§ Problem to work on: Print out every line, exactly as written.
────────────────
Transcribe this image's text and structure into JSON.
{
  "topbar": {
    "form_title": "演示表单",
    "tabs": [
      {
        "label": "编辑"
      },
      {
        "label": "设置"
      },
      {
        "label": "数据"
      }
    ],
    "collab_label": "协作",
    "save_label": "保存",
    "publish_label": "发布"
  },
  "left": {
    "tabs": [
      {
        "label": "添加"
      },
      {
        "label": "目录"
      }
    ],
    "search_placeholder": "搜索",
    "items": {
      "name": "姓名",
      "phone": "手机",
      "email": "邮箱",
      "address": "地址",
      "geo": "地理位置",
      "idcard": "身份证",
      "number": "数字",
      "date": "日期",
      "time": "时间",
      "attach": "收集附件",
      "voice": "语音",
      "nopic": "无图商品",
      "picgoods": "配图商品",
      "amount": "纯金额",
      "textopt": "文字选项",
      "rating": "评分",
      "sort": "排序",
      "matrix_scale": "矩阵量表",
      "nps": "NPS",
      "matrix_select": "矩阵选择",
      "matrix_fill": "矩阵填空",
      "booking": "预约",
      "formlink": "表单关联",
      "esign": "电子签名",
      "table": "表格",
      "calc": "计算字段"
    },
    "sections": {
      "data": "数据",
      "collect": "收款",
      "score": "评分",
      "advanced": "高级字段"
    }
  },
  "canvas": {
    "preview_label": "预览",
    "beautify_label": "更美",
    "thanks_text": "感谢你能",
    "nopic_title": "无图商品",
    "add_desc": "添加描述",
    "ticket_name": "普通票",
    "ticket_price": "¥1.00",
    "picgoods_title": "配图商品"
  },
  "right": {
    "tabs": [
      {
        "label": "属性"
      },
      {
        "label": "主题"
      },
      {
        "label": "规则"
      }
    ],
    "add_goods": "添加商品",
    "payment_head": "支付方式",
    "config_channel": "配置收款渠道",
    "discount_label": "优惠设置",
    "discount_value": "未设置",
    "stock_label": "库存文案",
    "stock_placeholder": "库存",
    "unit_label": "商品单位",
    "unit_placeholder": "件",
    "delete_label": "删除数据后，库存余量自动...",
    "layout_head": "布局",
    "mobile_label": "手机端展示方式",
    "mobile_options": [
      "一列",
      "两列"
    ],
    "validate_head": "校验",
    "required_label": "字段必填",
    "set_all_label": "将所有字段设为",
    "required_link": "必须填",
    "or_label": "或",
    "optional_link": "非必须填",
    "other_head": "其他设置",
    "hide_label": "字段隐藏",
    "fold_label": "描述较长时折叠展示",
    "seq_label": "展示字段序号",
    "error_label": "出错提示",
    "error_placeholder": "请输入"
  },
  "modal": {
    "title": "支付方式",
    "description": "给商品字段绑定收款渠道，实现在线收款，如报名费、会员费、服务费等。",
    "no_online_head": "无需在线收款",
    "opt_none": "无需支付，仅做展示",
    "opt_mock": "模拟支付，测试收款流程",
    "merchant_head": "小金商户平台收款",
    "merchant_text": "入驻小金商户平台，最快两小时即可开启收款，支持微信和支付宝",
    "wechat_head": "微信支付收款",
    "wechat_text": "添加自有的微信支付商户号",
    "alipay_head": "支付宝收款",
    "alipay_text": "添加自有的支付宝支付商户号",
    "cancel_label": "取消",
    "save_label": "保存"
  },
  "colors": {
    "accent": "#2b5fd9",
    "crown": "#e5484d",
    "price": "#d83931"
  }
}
────────────────
§ Exercise answer:
Transcribe this image's text and structure into JSON.
{
  "topbar": {
    "form_title": "演示表单",
    "tabs": [
      {
        "label": "编辑"
      },
      {
        "label": "设置"
      },
      {
        "label": "数据"
      }
    ],
    "collab_label": "协作",
    "save_label": "保存",
    "publish_label": "发布"
  },
  "left": {
    "tabs": [
      {
        "label": "添加"
      },
      {
        "label": "目录"
      }
    ],
    "search_placeholder": "搜索",
    "items": {
      "name": "姓名",
      "phone": "手机",
      "email": "邮箱",
      "address": "地址",
      "geo": "地理位置",
      "idcard": "身份证",
      "number": "数字",
      "date": "日期",
      "time": "时间",
      "attach": "收集附件",
      "voice": "语音",
      "nopic": "无图商品",
      "picgoods": "配图商品",
      "amount": "纯金额",
      "textopt": "文字选项",
      "rating": "评分",
      "sort": "排序",
      "matrix_scale": "矩阵量表",
      "nps": "NPS",
      "matrix_select": "矩阵选择",
      "matrix_fill": "矩阵填空",
      "booking": "预约",
      "formlink": "表单关联",
      "esign": "电子签名",
      "table": "表格",
      "calc": "计算字段"
    },
    "sections": {
      "data": "数据",
      "collect": "收款",
      "score": "评分",
      "advanced": "高级字段"
    }
  },
  "canvas": {
    "preview_label": "预览",
    "beautify_label": "更美",
    "thanks_text": "感谢你能",
    "nopic_title": "无图商品",
    "add_desc": "添加描述",
    "ticket_name": "普通票",
    "ticket_price": "¥1.00",
    "picgoods_title": "配图商品"
  },
  "right": {
    "tabs": [
      {
        "label": "属性"
      },
      {
        "label": "主题"
      },
      {
        "label": "规则"
      }
    ],
    "add_goods": "添加商品",
    "payment_head": "支付方式",
    "config_channel": "配置收款渠道",
    "discount_label": "优惠设置",
    "discount_value": "未设置",
    "stock_label": "库存文案",
    "stock_placeholder": "库存",
    "unit_label": "商品单位",
    "unit_placeholder": "件",
    "delete_label": "删除数据后，库存余量自动...",
    "layout_head": "布局",
    "mobile_label": "手机端展示方式",
    "mobile_options": [
      "一列",
      "两列"
    ],
    "validate_head": "校验",
    "required_label": "字段必填",
    "set_all_label": "将所有字段设为",
    "required_link": "必须填",
    "or_label": "或",
    "optional_link": "非必须填",
    "other_head": "其他设置",
    "hide_label": "字段隐藏",
    "fold_label": "描述较长时折叠展示",
    "seq_label": "展示字段序号",
    "error_label": "出错提示",
    "error_placeholder": "请输入"
  },
  "modal": {
    "title": "支付方式",
    "description": "给商品字段绑定收款渠道，实现在线收款，如报名费、会员费、服务费等。",
    "no_online_head": "无需在线收款",
    "opt_none": "无需支付，仅做展示",
    "opt_mock": "模拟支付，测试收款流程",
    "merchant_head": "小金商户平台收款",
    "merchant_text": "入驻小金商户平台，最快两小时即可开启收款，支持微信和支付宝",
    "wechat_head": "微信支付收款",
    "wechat_text": "添加自有的微信支付商户号",
    "alipay_head": "支付宝收款",
    "alipay_text": "添加自有的支付宝支付商户号",
    "cancel_label": "取消",
    "save_label": "保存"
  },
  "colors": {
    "accent": "#2b5fd9",
    "crown": "#e5484d",
    "price": "#d83931"
  }
}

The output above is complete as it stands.